-- Objective --
Take the data below and repeat it exactly.

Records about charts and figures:
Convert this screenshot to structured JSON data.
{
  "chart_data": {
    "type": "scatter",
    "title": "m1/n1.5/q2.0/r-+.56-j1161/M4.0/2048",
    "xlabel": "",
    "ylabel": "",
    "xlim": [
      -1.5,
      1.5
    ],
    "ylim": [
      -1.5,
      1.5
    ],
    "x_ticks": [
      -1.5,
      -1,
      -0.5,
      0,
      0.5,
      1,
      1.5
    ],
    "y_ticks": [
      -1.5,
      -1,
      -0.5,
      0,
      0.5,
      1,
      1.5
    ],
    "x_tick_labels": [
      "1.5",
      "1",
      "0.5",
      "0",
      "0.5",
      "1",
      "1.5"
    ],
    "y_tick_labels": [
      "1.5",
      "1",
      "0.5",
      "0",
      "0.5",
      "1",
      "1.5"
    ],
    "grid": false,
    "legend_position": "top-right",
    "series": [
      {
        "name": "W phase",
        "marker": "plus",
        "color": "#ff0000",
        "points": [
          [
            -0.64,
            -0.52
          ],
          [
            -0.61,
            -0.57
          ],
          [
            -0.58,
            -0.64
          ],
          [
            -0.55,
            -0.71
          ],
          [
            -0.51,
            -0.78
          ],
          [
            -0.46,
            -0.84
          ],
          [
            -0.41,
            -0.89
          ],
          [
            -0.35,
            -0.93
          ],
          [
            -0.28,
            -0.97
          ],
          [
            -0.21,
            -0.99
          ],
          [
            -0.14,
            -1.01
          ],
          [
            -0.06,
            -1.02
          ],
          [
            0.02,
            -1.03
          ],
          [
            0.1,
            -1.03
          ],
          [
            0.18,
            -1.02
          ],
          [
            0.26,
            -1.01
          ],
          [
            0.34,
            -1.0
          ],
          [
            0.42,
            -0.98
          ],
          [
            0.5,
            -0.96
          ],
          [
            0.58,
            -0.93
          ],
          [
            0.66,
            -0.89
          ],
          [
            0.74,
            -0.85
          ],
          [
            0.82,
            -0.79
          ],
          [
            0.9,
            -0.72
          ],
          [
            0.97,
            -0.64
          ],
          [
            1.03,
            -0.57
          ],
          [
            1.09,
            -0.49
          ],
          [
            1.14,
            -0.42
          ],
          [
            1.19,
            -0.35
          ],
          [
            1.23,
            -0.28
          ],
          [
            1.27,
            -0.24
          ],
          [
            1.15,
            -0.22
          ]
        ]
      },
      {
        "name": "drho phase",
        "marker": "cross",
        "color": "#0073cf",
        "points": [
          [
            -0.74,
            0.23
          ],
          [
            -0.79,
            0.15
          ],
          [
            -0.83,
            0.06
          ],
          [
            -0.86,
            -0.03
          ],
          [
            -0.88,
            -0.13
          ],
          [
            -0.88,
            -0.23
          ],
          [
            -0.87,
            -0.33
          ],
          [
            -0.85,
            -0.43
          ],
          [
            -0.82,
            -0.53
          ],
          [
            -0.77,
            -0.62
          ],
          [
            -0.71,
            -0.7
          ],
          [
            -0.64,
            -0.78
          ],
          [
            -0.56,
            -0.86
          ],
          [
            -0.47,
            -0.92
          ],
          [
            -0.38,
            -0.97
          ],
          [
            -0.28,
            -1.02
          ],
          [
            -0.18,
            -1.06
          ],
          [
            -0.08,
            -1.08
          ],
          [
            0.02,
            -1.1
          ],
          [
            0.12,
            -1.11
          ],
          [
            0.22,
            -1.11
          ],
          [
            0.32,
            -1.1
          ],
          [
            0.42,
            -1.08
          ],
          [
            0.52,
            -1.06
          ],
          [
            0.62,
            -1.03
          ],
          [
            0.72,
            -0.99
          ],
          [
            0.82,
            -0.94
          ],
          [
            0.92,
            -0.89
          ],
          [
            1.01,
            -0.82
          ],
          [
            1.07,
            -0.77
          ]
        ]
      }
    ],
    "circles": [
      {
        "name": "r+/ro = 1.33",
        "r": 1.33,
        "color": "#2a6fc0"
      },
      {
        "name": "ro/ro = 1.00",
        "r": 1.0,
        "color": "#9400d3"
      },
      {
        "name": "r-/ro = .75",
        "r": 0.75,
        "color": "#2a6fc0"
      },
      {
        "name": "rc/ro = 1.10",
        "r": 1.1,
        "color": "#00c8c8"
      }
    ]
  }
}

-- Worked answer --
Convert this screenshot to structured JSON data.
{
  "chart_data": {
    "type": "scatter",
    "title": "m1/n1.5/q2.0/r-+.56-j1161/M4.0/2048",
    "xlabel": "",
    "ylabel": "",
    "xlim": [
      -1.5,
      1.5
    ],
    "ylim": [
      -1.5,
      1.5
    ],
    "x_ticks": [
      -1.5,
      -1,
      -0.5,
      0,
      0.5,
      1,
      1.5
    ],
    "y_ticks": [
      -1.5,
      -1,
      -0.5,
      0,
      0.5,
      1,
      1.5
    ],
    "x_tick_labels": [
      "1.5",
      "1",
      "0.5",
      "0",
      "0.5",
      "1",
      "1.5"
    ],
    "y_tick_labels": [
      "1.5",
      "1",
      "0.5",
      "0",
      "0.5",
      "1",
      "1.5"
    ],
    "grid": false,
    "legend_position": "top-right",
    "series": [
      {
        "name": "W phase",
        "marker": "plus",
        "color": "#ff0000",
        "points": [
          [
            -0.64,
            -0.52
          ],
          [
            -0.61,
            -0.57
          ],
          [
            -0.58,
            -0.64
          ],
          [
            -0.55,
            -0.71
          ],
          [
            -0.51,
            -0.78
          ],
          [
            -0.46,
            -0.84
          ],
          [
            -0.41,
            -0.89
          ],
          [
            -0.35,
            -0.93
          ],
          [
            -0.28,
            -0.97
          ],
          [
            -0.21,
            -0.99
          ],
          [
            -0.14,
            -1.01
          ],
          [
            -0.06,
            -1.02
          ],
          [
            0.02,
            -1.03
          ],
          [
            0.1,
            -1.03
          ],
          [
            0.18,
            -1.02
          ],
          [
            0.26,
            -1.01
          ],
          [
            0.34,
            -1.0
          ],
          [
            0.42,
            -0.98
          ],
          [
            0.5,
            -0.96
          ],
          [
            0.58,
            -0.93
          ],
          [
            0.66,
            -0.89
          ],
          [
            0.74,
            -0.85
          ],
          [
            0.82,
            -0.79
          ],
          [
            0.9,
            -0.72
          ],
          [
            0.97,
            -0.64
          ],
          [
            1.03,
            -0.57
          ],
          [
            1.09,
            -0.49
          ],
          [
            1.14,
            -0.42
          ],
          [
            1.19,
            -0.35
          ],
          [
            1.23,
            -0.28
          ],
          [
            1.27,
            -0.24
          ],
          [
            1.15,
            -0.22
          ]
        ]
      },
      {
        "name": "drho phase",
        "marker": "cross",
        "color": "#0073cf",
        "points": [
          [
            -0.74,
            0.23
          ],
          [
            -0.79,
            0.15
          ],
          [
            -0.83,
            0.06
          ],
          [
            -0.86,
            -0.03
          ],
          [
            -0.88,
            -0.13
          ],
          [
            -0.88,
            -0.23
          ],
          [
            -0.87,
            -0.33
          ],
          [
            -0.85,
            -0.43
          ],
          [
            -0.82,
            -0.53
          ],
          [
            -0.77,
            -0.62
          ],
          [
            -0.71,
            -0.7
          ],
          [
            -0.64,
            -0.78
          ],
          [
            -0.56,
            -0.86
          ],
          [
            -0.47,
            -0.92
          ],
          [
            -0.38,
            -0.97
          ],
          [
            -0.28,
            -1.02
          ],
          [
            -0.18,
            -1.06
          ],
          [
            -0.08,
            -1.08
          ],
          [
            0.02,
            -1.1
          ],
          [
            0.12,
            -1.11
          ],
          [
            0.22,
            -1.11
          ],
          [
            0.32,
            -1.1
          ],
          [
            0.42,
            -1.08
          ],
          [
            0.52,
            -1.06
          ],
          [
            0.62,
            -1.03
          ],
          [
            0.72,
            -0.99
          ],
          [
            0.82,
            -0.94
          ],
          [
            0.92,
            -0.89
          ],
          [
            1.01,
            -0.82
          ],
          [
            1.07,
            -0.77
          ]
        ]
      }
    ],
    "circles": [
      {
        "name": "r+/ro = 1.33",
        "r": 1.33,
        "color": "#2a6fc0"
      },
      {
        "name": "ro/ro = 1.00",
        "r": 1.0,
        "color": "#9400d3"
      },
      {
        "name": "r-/ro = .75",
        "r": 0.75,
        "color": "#2a6fc0"
      },
      {
        "name": "rc/ro = 1.10",
        "r": 1.1,
        "color": "#00c8c8"
      }
    ]
  }
}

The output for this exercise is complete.